[Items from a dataset]
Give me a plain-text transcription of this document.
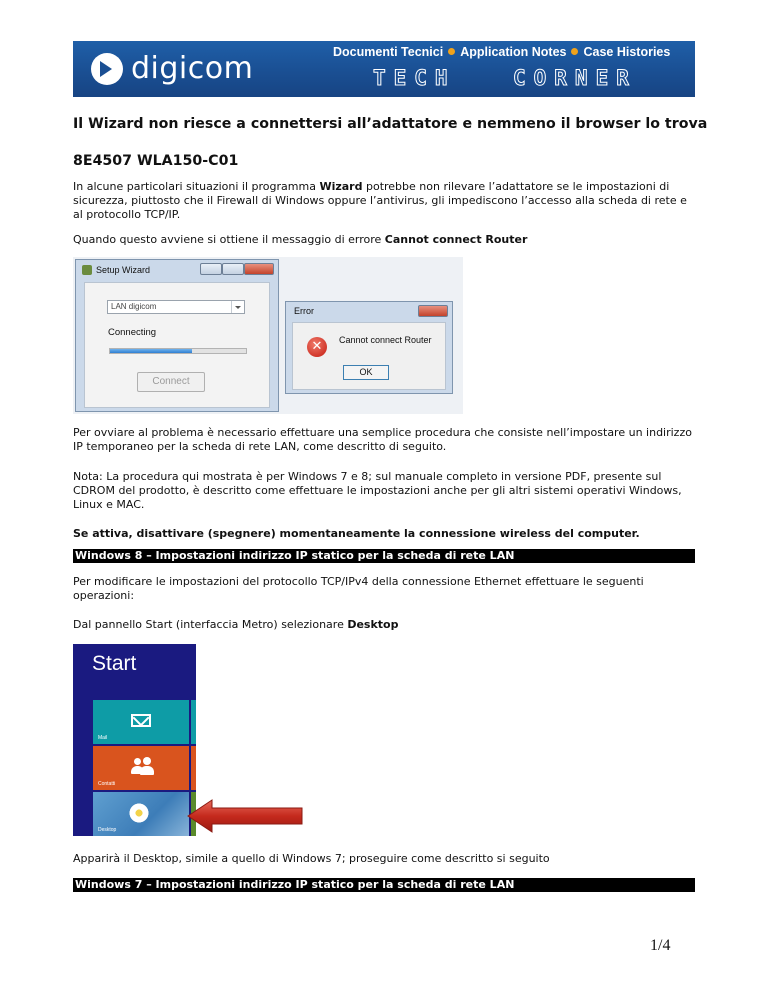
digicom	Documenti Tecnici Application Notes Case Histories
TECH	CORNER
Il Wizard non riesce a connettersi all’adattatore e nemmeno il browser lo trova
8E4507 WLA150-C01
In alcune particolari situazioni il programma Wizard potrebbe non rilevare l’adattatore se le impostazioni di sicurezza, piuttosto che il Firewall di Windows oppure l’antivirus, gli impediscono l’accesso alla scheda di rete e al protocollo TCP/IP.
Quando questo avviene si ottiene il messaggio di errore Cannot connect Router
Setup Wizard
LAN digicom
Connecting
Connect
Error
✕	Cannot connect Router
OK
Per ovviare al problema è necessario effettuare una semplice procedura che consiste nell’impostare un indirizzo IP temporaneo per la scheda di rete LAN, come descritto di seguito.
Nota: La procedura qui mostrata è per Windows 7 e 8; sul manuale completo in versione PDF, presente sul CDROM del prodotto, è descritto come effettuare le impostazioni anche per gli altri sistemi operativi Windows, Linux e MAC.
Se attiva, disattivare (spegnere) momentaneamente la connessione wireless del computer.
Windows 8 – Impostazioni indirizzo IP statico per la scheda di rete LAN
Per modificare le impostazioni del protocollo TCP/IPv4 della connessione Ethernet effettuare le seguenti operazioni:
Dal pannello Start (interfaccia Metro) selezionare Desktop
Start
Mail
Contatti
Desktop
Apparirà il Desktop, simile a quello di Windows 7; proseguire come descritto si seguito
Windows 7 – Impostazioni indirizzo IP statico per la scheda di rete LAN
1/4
* * *
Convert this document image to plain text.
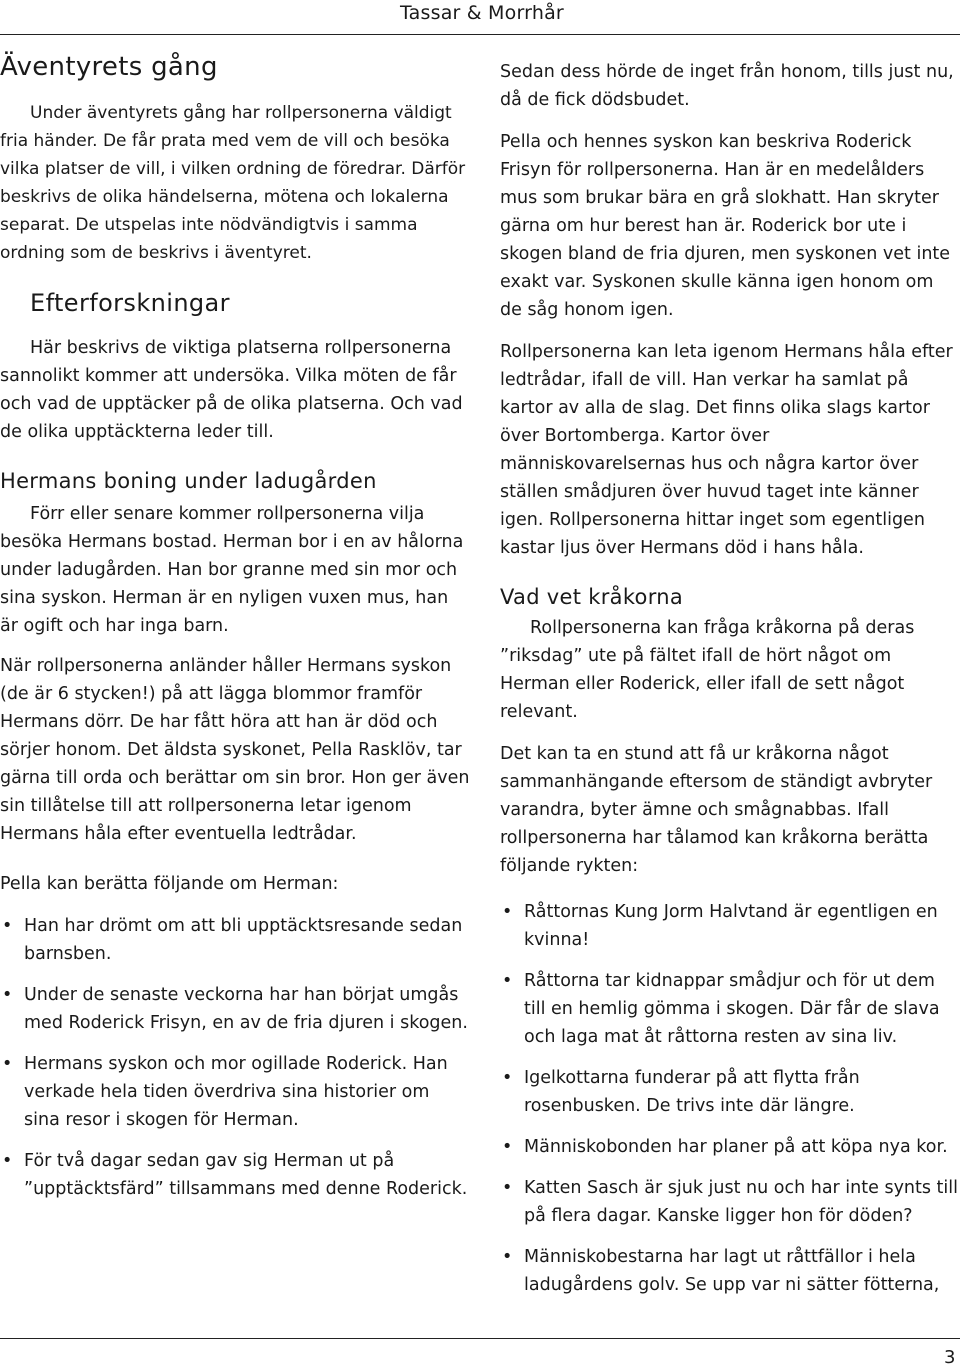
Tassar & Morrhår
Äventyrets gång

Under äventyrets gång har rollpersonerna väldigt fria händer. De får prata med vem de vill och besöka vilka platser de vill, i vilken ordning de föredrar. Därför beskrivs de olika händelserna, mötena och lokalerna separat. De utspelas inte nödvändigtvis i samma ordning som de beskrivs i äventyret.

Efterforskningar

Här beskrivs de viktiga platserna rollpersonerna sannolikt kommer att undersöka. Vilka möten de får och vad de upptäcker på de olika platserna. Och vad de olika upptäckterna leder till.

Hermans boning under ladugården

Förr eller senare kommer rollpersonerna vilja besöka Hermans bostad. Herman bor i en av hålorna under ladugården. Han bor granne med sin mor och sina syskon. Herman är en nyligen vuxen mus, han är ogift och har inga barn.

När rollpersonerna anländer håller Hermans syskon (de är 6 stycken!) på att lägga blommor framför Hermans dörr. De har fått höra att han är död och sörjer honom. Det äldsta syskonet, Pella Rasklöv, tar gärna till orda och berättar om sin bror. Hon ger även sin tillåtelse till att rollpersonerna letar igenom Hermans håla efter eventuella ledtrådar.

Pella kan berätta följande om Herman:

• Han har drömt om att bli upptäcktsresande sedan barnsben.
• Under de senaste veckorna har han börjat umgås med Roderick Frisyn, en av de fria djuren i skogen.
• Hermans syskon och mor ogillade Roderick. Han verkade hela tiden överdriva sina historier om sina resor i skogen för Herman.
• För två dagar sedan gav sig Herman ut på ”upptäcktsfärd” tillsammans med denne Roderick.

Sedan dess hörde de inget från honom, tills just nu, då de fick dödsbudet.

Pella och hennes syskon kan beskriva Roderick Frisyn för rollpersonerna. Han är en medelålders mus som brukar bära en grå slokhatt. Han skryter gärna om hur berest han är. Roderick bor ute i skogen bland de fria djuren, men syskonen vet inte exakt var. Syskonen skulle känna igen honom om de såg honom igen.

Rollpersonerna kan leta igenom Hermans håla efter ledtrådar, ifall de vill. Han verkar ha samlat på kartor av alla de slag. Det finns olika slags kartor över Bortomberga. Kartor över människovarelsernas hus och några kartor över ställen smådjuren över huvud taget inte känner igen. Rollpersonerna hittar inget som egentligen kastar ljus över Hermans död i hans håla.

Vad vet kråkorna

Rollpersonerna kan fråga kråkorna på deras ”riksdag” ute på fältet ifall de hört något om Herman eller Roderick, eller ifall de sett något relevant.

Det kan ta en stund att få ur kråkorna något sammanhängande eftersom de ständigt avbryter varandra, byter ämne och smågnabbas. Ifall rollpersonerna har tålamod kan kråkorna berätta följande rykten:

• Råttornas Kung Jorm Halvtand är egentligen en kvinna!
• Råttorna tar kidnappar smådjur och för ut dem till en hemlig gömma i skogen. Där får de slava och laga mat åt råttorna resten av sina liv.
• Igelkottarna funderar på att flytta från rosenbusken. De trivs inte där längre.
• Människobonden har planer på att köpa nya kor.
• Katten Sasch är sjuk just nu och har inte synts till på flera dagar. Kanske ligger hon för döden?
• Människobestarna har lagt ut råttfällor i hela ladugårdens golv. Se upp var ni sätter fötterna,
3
...
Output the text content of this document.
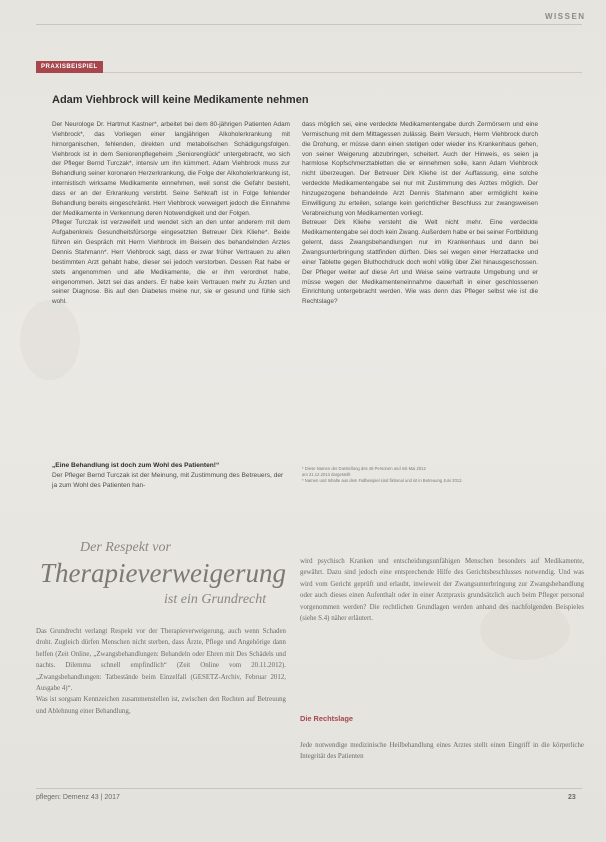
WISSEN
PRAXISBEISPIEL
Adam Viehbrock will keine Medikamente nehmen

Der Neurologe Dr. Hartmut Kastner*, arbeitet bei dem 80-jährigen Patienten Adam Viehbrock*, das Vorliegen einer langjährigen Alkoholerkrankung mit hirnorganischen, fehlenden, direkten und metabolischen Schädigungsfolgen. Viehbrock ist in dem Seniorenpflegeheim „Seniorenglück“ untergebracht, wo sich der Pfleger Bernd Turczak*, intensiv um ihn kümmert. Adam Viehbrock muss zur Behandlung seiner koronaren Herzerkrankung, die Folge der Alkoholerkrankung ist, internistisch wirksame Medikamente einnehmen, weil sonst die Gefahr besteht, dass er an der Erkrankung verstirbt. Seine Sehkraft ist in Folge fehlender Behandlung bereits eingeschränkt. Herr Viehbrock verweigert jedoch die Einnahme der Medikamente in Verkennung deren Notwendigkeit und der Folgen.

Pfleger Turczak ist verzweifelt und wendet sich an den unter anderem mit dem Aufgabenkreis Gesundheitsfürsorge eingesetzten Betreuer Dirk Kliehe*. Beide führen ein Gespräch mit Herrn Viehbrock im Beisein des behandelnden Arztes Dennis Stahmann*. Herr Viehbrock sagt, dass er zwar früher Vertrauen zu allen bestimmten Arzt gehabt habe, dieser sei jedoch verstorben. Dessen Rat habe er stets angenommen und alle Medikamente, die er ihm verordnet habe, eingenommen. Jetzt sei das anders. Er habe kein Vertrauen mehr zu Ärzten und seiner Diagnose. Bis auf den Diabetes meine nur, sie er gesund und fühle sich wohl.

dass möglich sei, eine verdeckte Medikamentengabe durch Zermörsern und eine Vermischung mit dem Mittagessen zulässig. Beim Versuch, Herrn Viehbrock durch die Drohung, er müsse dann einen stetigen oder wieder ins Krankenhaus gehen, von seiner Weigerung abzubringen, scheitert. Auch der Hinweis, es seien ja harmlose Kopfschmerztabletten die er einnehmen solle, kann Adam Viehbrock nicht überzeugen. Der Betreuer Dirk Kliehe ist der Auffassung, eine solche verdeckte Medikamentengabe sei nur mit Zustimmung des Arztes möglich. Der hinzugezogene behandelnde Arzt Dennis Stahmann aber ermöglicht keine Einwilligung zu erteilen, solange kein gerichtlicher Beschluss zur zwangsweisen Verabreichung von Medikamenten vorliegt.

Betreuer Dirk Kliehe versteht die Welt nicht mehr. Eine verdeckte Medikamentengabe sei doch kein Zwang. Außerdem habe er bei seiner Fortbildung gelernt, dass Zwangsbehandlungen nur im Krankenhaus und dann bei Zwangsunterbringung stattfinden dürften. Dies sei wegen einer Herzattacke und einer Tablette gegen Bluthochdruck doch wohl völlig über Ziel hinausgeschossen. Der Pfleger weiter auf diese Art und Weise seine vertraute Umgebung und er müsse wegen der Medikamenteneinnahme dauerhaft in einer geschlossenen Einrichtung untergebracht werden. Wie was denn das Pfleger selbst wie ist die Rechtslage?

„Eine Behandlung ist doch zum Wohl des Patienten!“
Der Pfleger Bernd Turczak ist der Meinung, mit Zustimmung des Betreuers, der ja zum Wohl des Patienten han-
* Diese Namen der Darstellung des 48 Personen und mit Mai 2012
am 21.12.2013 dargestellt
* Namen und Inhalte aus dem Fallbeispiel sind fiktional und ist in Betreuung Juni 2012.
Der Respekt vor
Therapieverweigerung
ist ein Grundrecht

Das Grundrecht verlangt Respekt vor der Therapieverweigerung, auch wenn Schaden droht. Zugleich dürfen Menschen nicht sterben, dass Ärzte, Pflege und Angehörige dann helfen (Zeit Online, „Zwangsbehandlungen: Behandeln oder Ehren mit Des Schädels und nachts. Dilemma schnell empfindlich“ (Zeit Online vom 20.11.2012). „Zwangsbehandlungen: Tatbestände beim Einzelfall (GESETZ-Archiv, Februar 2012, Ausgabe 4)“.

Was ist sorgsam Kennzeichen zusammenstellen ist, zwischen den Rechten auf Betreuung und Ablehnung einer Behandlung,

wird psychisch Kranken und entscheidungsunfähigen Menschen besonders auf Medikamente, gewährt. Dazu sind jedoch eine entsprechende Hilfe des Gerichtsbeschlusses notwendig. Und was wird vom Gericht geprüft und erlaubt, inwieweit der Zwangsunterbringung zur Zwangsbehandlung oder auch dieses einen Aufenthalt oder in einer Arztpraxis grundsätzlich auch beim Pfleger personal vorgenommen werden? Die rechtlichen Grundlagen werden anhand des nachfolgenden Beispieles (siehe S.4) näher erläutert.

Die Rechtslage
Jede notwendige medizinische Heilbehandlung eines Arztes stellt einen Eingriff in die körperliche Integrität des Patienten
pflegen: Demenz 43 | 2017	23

● EXERCISE DIRECTIONS: Locate the word "digicom" in the entries, and copy every line where it is found.

● SOLUTION TO THE PROBLEM:
digicom	Documenti Tecnici Application Notes Case Histories
LAN digicom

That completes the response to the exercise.